## begin SOURCE RECORDS

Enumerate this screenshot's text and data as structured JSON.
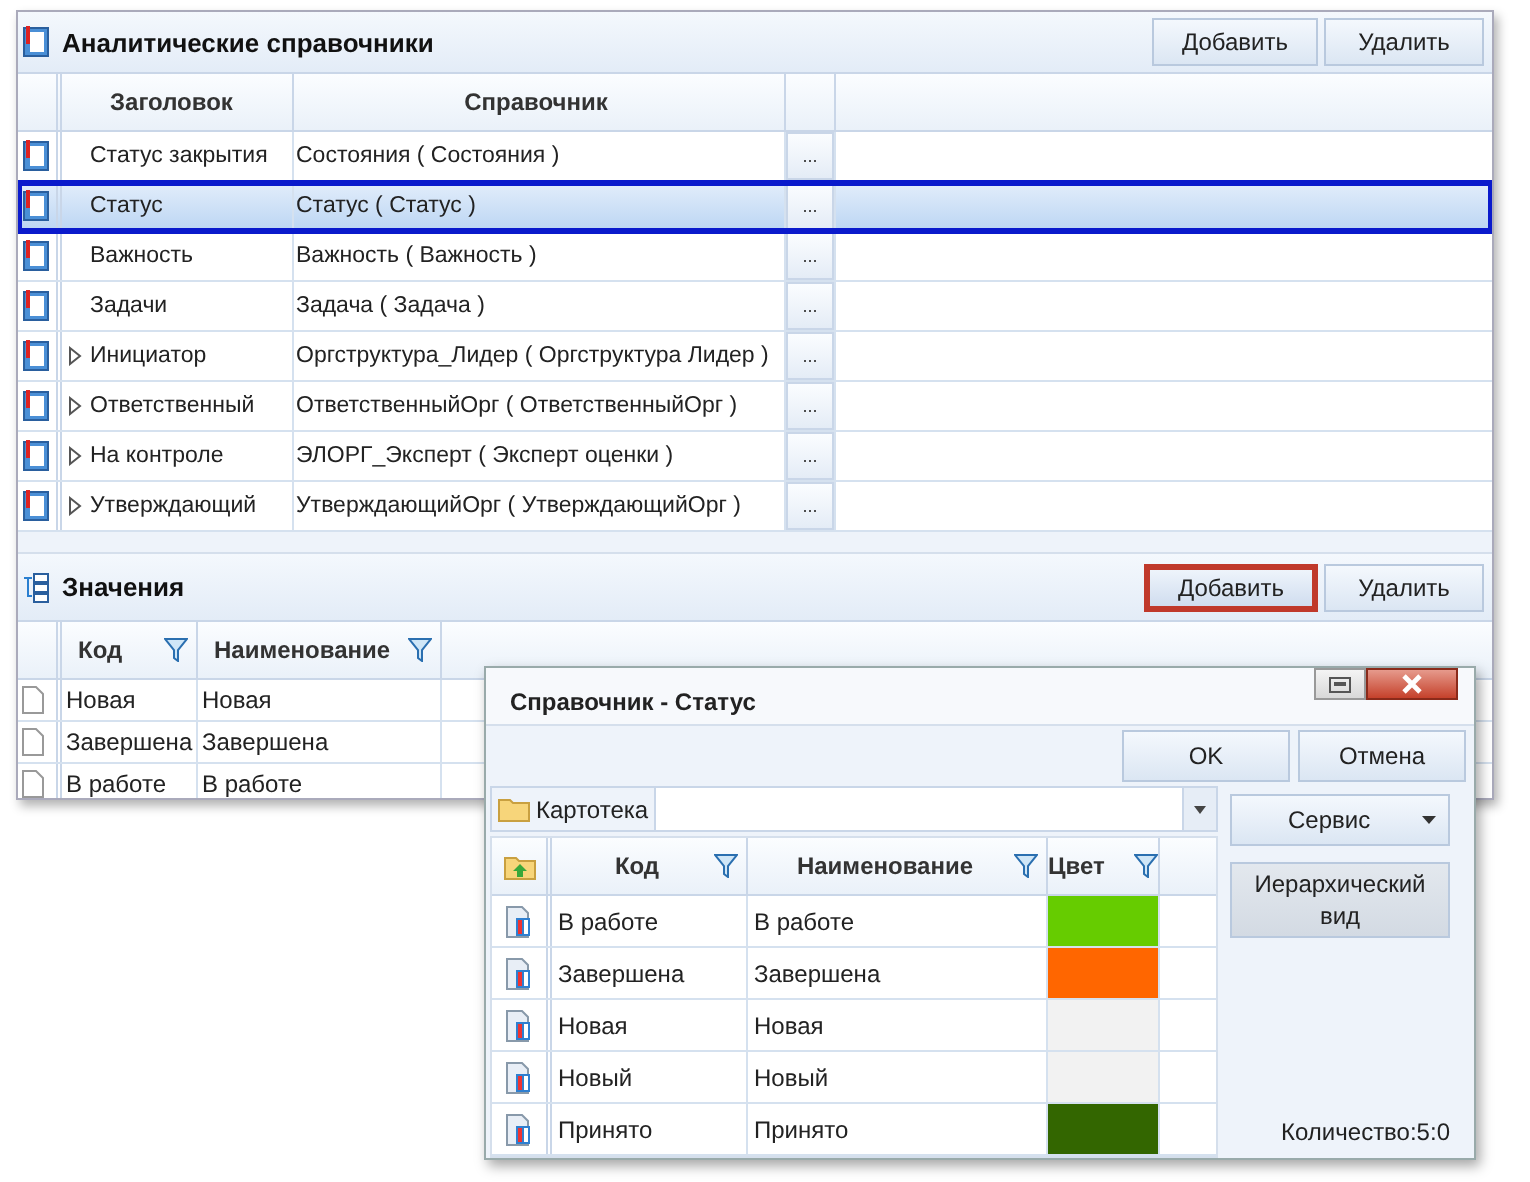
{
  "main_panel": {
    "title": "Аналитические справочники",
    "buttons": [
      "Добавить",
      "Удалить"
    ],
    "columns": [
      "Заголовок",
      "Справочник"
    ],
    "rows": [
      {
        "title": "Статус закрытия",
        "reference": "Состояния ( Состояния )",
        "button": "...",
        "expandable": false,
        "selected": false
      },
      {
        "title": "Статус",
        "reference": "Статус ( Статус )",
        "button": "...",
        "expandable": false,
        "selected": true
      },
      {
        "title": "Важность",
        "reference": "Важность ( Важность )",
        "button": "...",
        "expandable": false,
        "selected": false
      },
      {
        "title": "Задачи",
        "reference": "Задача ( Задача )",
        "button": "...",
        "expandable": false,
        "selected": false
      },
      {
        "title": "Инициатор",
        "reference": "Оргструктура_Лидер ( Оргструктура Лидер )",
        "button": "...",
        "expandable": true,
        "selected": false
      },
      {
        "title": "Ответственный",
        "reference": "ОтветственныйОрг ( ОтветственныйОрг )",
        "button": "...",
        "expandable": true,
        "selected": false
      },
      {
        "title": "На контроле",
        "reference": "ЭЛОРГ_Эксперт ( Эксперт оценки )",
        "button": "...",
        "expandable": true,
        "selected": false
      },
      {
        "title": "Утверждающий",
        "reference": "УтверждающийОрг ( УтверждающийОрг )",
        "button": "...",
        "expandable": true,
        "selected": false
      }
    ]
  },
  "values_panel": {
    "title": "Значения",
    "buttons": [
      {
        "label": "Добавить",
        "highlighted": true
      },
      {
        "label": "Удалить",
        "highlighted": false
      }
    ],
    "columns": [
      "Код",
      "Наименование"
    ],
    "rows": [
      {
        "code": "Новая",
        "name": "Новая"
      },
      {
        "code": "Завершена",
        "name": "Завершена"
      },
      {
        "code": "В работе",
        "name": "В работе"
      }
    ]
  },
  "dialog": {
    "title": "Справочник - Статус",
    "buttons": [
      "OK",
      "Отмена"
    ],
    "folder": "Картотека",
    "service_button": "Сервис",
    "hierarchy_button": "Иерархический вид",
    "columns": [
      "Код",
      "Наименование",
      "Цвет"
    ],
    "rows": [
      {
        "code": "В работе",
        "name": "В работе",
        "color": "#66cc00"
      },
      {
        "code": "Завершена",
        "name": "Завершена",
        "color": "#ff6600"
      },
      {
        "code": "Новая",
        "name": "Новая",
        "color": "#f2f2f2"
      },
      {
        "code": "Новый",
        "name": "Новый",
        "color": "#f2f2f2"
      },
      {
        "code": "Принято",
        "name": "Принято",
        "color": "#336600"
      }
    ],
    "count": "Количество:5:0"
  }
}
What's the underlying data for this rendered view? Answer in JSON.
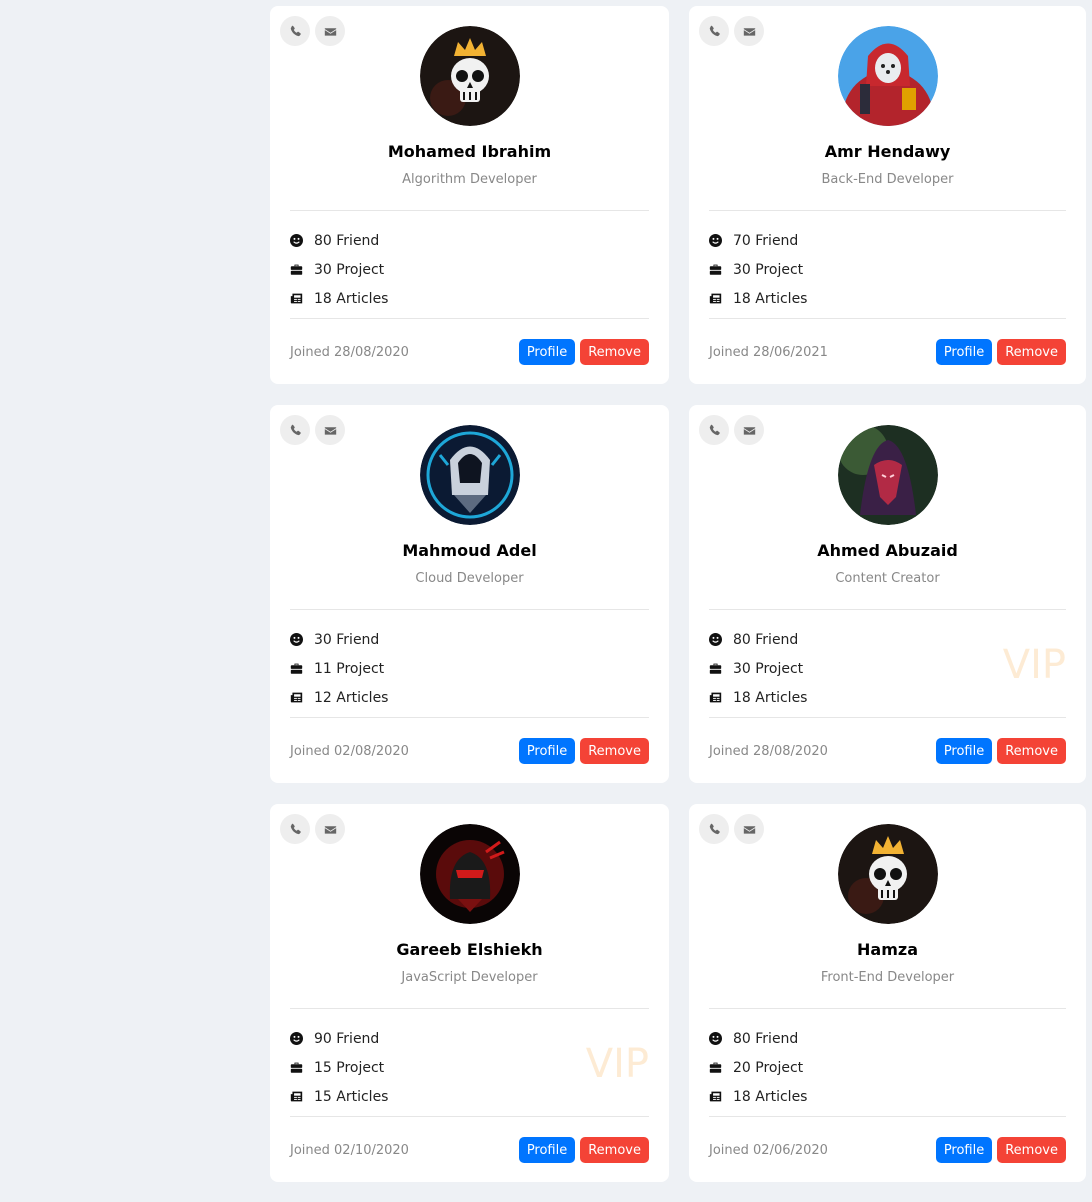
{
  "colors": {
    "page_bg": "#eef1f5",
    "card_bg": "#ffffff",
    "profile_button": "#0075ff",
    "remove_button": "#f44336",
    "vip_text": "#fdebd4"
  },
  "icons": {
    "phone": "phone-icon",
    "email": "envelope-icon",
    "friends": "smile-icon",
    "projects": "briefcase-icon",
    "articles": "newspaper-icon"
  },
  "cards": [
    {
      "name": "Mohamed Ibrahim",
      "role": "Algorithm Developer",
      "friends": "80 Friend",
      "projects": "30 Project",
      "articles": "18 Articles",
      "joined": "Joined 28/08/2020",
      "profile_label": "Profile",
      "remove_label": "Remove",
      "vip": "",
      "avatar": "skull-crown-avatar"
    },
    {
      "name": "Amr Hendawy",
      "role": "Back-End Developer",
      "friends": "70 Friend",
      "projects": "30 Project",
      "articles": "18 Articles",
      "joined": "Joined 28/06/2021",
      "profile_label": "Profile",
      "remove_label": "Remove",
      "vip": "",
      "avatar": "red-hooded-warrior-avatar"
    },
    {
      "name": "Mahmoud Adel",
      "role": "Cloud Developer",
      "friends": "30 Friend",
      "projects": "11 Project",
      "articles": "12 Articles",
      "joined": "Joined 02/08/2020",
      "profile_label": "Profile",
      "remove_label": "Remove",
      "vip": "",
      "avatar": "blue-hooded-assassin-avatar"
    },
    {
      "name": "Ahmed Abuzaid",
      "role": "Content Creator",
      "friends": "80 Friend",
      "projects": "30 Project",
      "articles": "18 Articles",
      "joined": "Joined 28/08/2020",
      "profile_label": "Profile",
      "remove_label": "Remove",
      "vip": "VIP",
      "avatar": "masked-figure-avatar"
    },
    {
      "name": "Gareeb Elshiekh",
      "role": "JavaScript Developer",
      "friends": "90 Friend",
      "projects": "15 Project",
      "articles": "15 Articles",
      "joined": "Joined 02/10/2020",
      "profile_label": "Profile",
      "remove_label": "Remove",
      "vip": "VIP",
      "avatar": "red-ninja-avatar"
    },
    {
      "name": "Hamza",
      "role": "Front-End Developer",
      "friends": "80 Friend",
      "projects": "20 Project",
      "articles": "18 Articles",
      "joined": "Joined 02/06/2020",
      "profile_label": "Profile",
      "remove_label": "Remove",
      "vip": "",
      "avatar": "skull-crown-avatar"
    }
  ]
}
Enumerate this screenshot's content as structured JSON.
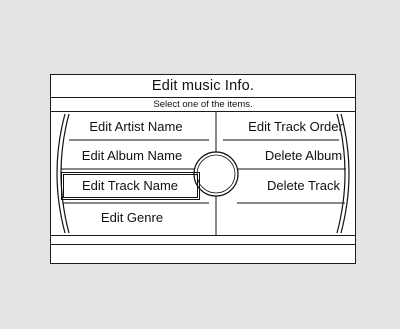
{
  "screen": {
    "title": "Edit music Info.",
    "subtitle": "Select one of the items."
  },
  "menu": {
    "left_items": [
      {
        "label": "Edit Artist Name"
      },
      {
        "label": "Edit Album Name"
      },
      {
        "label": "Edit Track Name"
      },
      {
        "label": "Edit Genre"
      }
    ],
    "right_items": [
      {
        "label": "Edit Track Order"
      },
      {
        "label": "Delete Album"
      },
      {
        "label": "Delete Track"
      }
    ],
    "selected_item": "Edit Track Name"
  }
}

## end SOURCE RECORDS

### [GOAL]
Take the lines from the one containing "Enumerate this screenshot's content" through the final line of the listing above and print them exactly, including both ends but no pictures.

### [EXERCISE RESULT]
Enumerate this screenshot's content as structured JSON.
{
  "screen": {
    "title": "Edit music Info.",
    "subtitle": "Select one of the items."
  },
  "menu": {
    "left_items": [
      {
        "label": "Edit Artist Name"
      },
      {
        "label": "Edit Album Name"
      },
      {
        "label": "Edit Track Name"
      },
      {
        "label": "Edit Genre"
      }
    ],
    "right_items": [
      {
        "label": "Edit Track Order"
      },
      {
        "label": "Delete Album"
      },
      {
        "label": "Delete Track"
      }
    ],
    "selected_item": "Edit Track Name"
  }
}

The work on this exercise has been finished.